# TASK REQUIREMENTS
Identify all lines of the data containing the string "ากระน" and copy them.

# EXERCISE MATERIALS
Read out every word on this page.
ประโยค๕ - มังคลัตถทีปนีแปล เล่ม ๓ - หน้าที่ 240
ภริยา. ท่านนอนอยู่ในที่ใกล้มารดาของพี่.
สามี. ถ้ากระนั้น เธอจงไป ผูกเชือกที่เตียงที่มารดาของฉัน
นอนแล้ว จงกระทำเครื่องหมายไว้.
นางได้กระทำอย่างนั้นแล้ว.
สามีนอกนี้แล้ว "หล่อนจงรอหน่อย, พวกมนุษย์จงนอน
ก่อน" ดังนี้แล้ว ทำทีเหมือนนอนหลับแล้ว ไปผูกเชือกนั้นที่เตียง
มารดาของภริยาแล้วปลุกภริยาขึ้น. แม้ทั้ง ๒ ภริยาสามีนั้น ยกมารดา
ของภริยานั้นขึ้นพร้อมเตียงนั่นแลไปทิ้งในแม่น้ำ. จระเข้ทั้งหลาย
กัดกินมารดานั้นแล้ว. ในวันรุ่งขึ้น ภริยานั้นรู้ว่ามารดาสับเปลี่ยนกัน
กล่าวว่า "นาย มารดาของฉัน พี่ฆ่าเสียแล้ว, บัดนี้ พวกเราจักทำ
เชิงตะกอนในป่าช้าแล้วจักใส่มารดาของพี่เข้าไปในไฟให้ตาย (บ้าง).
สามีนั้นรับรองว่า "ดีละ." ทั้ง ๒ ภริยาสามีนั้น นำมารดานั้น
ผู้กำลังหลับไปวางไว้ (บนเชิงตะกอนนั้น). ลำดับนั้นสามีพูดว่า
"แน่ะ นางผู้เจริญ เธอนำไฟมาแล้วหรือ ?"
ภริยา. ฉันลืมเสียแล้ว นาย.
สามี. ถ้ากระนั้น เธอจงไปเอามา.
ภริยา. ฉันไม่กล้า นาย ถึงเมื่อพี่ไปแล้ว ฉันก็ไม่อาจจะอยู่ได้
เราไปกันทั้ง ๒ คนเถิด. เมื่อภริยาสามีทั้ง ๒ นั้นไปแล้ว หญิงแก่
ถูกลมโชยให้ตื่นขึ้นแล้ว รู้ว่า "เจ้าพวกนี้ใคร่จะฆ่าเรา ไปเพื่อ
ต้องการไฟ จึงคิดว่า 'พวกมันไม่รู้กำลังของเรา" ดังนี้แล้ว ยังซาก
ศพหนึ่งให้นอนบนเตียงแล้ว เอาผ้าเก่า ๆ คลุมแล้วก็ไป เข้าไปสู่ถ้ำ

# WRITTEN ANSWER
สามี. ถ้ากระนั้น เธอจงไป ผูกเชือกที่เตียงที่มารดาของฉัน
สามี. ถ้ากระนั้น เธอจงไปเอามา.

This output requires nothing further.